--- What is asked ---
How many lines in this data contain the string "JSON"? Reply with the number only.

--- Data for this exercise ---
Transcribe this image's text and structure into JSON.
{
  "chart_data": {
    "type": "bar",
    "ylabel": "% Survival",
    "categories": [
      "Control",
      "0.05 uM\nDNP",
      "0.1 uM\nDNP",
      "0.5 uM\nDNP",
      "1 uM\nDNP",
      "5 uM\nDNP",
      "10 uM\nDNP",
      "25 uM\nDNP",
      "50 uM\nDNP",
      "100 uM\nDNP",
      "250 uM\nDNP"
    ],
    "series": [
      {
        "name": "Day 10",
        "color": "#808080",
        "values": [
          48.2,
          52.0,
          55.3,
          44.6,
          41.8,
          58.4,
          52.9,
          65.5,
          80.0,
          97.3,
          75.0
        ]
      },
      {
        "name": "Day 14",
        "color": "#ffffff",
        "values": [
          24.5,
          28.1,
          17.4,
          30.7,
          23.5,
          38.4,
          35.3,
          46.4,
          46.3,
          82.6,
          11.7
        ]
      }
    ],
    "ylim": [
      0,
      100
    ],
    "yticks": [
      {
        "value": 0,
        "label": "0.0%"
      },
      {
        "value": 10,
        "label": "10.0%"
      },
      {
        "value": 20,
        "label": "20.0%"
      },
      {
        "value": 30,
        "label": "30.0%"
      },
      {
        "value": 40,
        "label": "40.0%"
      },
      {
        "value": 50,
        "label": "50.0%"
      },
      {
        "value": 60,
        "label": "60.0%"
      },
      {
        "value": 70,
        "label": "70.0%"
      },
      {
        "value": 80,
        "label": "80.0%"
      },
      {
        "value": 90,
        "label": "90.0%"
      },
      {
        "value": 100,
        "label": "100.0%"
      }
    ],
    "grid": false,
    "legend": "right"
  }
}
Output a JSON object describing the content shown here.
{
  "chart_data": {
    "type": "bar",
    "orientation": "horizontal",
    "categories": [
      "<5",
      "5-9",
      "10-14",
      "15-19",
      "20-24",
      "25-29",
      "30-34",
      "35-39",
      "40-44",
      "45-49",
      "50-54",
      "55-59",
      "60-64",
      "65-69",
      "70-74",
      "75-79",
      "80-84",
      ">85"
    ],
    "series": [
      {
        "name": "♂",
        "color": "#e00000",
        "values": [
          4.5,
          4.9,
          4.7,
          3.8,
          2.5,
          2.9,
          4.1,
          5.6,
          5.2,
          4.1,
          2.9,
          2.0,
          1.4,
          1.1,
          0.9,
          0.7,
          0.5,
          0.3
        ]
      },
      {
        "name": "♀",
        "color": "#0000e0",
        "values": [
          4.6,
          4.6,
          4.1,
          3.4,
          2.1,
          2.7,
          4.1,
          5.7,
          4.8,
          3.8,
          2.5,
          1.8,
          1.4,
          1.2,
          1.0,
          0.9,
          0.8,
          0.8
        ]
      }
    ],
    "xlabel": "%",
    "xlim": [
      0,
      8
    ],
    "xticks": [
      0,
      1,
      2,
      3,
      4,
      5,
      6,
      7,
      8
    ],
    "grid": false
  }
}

--- Exercise response ---
2